Find all lines in the listing that include the word "المهني", then copy them.

> _Provided records_
========================
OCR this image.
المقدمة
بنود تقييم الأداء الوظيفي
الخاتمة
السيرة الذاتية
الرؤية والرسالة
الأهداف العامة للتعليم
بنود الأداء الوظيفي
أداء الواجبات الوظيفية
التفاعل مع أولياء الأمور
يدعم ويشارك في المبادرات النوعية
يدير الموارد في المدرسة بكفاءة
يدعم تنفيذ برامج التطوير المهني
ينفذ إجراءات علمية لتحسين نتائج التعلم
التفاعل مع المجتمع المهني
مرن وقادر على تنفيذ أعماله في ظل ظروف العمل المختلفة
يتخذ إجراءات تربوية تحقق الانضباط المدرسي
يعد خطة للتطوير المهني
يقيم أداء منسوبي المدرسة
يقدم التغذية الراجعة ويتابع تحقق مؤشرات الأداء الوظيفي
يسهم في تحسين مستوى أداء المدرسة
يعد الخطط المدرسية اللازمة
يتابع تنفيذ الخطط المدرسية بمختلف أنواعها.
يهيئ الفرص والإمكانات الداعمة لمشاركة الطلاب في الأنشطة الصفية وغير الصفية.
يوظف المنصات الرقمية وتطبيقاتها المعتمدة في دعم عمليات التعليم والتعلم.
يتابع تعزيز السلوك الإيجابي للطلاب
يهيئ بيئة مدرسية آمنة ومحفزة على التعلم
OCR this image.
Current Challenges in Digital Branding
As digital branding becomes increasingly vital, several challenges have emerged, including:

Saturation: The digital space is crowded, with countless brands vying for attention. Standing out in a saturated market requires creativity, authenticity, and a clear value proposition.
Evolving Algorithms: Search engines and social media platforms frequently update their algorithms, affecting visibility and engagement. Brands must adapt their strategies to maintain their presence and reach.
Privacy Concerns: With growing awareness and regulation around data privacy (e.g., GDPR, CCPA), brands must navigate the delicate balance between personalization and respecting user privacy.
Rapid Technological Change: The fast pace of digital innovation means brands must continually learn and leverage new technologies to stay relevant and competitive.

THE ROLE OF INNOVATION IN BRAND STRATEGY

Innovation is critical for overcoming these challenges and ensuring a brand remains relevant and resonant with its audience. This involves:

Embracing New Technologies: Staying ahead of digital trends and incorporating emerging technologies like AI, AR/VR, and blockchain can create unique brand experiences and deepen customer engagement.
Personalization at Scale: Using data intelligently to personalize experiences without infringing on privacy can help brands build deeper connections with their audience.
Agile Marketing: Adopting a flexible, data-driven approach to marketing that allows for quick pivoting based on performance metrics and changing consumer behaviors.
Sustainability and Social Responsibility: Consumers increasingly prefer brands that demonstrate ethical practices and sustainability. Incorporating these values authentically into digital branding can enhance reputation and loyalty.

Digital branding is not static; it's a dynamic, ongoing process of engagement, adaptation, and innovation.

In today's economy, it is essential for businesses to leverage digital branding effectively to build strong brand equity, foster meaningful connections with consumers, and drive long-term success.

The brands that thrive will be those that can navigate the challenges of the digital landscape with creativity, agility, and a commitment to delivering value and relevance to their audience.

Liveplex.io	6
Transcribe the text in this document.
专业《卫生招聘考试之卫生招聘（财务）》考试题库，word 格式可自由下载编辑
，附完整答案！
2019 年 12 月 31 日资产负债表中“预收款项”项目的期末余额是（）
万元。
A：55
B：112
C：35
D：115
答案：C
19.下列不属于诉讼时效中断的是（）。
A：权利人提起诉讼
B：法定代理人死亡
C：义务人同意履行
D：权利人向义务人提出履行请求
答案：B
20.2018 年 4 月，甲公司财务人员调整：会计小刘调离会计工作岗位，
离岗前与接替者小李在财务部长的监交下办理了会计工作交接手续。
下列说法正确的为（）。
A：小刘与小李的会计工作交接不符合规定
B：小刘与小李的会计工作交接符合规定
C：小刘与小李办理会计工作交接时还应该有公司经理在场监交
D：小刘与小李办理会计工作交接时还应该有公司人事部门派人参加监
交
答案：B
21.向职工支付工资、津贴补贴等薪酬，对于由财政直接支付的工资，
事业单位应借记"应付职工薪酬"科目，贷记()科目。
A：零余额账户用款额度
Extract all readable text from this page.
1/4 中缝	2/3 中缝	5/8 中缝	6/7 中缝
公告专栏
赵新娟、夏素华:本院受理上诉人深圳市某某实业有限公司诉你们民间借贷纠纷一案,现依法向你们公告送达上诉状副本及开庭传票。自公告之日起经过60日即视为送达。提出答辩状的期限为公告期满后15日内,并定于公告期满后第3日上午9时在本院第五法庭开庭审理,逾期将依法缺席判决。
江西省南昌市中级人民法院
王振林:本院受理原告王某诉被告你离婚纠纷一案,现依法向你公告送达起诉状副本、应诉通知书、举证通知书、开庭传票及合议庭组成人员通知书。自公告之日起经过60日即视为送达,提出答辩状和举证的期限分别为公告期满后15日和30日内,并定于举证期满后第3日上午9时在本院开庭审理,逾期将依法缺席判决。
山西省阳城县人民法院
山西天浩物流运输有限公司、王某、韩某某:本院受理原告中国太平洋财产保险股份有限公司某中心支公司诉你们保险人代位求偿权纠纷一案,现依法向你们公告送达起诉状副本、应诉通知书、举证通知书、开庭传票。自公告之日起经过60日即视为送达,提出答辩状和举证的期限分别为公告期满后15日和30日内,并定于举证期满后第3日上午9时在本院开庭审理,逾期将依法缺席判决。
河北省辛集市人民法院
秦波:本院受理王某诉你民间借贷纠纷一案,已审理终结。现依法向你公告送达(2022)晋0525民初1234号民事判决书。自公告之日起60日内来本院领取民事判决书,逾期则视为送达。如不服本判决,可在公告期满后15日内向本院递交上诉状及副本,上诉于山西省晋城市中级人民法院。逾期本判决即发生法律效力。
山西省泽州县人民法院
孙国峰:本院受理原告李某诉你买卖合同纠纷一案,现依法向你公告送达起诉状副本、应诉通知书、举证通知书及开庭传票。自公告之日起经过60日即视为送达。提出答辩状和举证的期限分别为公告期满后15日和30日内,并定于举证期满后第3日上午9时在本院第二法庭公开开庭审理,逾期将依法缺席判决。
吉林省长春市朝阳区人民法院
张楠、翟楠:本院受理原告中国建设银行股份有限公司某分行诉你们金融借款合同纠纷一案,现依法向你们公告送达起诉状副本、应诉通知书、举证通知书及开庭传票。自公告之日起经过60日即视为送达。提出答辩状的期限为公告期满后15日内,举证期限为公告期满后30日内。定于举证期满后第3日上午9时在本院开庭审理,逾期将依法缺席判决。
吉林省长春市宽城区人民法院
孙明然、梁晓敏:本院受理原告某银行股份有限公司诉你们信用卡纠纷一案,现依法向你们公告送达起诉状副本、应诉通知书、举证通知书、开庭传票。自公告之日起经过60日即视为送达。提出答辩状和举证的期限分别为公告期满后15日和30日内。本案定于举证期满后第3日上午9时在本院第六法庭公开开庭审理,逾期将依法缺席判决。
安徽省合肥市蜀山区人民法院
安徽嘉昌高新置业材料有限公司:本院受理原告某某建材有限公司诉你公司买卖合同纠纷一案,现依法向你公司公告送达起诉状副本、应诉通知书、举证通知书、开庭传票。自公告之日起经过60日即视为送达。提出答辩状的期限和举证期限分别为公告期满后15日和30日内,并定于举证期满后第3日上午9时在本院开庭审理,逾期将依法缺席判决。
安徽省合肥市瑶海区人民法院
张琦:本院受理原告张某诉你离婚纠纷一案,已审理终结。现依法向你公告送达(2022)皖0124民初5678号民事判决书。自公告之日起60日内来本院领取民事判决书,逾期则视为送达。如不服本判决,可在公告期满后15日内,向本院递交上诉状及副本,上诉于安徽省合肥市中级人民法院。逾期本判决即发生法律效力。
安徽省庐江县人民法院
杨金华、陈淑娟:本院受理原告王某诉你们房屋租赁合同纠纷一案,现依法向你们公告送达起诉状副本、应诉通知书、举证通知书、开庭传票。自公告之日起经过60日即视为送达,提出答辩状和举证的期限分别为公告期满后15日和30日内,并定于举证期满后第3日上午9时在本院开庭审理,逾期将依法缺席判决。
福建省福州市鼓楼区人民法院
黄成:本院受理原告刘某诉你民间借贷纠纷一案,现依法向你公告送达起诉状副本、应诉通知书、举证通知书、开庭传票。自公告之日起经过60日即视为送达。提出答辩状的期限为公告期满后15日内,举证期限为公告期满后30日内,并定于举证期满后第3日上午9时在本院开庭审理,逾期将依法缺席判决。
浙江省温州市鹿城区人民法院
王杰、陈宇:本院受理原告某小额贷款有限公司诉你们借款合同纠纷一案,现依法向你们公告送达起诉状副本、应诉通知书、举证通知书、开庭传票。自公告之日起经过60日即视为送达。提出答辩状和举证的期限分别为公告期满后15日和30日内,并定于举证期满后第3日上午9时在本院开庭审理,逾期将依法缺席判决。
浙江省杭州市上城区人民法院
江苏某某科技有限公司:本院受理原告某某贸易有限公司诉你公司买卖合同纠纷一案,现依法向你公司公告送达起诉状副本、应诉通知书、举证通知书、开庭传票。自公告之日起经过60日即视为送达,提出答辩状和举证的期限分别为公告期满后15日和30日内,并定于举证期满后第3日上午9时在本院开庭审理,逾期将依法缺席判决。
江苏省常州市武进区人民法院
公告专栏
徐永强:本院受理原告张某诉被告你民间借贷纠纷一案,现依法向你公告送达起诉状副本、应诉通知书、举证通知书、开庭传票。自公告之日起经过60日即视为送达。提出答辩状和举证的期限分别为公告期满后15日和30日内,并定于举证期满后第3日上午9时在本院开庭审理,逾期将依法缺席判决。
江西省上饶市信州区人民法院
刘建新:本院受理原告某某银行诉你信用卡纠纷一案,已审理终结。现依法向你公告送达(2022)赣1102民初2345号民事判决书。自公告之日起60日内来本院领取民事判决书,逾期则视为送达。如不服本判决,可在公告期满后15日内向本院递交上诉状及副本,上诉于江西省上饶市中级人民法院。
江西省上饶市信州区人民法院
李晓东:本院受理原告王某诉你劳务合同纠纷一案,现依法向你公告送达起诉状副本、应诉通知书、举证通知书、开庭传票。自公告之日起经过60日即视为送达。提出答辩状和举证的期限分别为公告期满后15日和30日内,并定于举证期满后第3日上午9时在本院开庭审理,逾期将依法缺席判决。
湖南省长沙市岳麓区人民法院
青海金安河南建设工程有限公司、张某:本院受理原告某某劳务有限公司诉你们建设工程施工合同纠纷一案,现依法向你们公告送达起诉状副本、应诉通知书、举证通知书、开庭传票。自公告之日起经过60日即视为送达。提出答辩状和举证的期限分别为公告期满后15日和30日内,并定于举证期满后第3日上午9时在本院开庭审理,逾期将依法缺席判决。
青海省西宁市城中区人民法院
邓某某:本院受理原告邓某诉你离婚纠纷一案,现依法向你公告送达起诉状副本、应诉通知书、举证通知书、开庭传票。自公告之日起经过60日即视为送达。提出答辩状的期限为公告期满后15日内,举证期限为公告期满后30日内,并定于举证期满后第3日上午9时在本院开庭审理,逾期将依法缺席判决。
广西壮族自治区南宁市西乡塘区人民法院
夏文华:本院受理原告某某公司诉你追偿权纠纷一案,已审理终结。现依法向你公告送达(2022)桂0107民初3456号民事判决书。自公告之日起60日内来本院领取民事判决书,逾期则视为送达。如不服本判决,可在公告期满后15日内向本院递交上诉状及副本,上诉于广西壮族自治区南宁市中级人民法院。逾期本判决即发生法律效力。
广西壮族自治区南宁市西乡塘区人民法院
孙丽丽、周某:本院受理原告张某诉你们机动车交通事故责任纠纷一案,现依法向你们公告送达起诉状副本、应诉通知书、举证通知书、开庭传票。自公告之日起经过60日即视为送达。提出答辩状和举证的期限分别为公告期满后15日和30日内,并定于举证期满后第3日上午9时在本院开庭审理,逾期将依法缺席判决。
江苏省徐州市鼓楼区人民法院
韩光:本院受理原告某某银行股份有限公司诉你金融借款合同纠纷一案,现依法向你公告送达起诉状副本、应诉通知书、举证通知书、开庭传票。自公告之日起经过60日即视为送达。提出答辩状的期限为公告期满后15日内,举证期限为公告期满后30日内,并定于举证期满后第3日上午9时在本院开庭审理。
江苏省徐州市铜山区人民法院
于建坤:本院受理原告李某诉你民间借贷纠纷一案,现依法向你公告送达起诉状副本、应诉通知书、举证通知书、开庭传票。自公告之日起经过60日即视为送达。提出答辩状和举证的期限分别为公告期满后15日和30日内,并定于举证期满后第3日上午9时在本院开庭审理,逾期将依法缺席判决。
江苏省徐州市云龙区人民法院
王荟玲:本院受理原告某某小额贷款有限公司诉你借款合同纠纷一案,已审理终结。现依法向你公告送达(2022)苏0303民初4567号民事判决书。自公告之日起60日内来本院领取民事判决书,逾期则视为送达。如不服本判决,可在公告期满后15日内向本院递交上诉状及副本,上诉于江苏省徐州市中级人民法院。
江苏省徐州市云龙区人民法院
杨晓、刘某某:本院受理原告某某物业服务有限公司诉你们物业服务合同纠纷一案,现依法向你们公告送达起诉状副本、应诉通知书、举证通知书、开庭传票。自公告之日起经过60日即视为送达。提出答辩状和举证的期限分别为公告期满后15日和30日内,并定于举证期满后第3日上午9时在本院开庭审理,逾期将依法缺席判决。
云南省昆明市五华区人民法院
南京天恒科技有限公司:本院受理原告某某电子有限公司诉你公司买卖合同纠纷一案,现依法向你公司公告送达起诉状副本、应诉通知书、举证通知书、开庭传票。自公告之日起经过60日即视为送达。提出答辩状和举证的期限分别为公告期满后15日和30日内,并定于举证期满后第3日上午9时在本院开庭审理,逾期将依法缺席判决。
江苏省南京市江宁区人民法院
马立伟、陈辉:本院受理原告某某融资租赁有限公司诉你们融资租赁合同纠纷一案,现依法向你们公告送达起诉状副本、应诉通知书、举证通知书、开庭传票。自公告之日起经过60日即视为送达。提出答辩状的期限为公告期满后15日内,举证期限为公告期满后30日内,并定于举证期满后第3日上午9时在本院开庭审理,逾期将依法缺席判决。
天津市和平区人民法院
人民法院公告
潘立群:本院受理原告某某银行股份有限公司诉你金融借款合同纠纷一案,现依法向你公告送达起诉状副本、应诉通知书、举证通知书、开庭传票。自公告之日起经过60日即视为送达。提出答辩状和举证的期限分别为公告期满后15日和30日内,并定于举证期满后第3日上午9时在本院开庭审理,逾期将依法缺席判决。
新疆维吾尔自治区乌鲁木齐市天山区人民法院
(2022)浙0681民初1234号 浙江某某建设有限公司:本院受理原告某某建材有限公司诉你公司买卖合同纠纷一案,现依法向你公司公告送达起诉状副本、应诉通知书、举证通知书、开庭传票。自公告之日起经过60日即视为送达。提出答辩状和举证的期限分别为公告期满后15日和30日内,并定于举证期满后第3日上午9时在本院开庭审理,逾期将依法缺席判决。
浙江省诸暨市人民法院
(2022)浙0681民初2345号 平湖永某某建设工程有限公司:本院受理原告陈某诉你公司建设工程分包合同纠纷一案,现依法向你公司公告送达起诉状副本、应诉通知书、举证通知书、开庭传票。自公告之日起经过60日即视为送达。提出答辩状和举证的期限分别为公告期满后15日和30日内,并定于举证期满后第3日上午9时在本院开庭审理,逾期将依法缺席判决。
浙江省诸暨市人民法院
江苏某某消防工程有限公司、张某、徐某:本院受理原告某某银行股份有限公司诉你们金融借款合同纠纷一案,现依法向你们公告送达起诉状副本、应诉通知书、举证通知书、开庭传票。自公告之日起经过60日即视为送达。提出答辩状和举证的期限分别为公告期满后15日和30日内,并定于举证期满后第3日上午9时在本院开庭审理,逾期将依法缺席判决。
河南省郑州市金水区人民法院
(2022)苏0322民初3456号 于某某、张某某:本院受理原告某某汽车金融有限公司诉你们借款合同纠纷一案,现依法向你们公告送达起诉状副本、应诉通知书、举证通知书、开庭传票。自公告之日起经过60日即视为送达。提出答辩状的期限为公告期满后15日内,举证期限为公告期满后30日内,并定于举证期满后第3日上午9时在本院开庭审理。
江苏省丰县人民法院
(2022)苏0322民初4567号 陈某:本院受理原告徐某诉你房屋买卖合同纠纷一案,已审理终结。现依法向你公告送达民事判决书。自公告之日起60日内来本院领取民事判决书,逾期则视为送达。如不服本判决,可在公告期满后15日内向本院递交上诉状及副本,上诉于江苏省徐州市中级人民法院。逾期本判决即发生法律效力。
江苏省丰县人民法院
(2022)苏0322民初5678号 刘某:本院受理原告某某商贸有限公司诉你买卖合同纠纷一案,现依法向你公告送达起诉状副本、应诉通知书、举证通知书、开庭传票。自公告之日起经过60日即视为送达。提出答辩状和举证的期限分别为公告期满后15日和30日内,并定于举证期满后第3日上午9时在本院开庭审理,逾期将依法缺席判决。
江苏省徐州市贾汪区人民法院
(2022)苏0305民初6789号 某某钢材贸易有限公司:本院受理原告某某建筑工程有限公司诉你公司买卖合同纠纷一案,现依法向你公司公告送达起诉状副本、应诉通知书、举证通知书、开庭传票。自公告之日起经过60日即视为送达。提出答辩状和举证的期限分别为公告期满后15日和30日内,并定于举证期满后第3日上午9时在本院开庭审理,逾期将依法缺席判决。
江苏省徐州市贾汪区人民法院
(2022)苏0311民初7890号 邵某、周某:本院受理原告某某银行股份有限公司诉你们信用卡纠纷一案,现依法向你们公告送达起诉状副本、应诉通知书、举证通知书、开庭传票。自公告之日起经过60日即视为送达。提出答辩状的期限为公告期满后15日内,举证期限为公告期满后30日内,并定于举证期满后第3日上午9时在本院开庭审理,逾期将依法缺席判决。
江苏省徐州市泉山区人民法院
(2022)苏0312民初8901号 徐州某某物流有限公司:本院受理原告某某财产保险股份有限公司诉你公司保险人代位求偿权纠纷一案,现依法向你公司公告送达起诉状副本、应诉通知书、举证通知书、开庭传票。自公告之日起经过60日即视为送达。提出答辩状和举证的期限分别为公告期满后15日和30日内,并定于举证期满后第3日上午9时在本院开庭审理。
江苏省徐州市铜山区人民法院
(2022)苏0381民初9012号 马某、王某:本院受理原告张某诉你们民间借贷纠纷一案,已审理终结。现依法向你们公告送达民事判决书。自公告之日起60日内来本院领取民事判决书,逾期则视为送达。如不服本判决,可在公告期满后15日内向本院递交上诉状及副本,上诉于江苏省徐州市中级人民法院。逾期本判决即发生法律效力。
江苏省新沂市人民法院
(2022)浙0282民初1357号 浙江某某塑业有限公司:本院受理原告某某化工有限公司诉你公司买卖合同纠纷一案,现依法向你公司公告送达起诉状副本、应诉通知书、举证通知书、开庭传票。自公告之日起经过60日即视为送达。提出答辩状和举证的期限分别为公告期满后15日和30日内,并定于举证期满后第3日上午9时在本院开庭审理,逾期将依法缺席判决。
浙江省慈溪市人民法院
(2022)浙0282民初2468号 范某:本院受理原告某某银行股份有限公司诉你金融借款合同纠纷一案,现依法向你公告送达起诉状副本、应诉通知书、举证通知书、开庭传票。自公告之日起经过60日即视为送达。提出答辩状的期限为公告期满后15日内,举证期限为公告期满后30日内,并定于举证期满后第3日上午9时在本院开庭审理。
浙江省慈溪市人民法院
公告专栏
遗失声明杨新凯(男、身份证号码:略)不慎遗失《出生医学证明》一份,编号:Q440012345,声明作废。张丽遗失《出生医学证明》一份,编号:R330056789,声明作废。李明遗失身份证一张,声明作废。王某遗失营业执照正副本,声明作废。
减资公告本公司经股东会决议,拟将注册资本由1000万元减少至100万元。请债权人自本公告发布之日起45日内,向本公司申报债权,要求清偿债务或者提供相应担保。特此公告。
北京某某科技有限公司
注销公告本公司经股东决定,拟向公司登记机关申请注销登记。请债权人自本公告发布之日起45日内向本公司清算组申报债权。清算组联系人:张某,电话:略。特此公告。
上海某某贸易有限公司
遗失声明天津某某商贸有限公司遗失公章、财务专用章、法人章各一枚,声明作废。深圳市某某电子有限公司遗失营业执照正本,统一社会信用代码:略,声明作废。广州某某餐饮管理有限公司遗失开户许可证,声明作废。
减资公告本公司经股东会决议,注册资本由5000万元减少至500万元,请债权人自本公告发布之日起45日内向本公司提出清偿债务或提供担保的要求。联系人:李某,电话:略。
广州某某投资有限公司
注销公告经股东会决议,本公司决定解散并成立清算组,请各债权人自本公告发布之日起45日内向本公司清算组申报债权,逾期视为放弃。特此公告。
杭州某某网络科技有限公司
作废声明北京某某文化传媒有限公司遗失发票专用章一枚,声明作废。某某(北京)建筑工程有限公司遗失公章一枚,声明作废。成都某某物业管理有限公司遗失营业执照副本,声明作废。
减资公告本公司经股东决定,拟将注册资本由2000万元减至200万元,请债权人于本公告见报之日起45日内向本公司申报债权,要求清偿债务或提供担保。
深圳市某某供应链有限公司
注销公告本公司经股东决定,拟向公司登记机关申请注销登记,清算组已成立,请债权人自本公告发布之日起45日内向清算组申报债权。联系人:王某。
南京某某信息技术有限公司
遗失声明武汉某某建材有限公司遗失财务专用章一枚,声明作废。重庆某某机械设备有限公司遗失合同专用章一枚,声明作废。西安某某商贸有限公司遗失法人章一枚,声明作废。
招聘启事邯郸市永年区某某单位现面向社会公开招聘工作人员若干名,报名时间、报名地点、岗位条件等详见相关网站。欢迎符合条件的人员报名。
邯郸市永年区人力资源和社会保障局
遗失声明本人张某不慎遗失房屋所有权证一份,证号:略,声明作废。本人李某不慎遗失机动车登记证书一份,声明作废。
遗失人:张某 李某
========================
> _Worked answer_
يدعم تنفيذ برامج التطوير المهني
التفاعل مع المجتمع المهني
يعد خطة للتطوير المهني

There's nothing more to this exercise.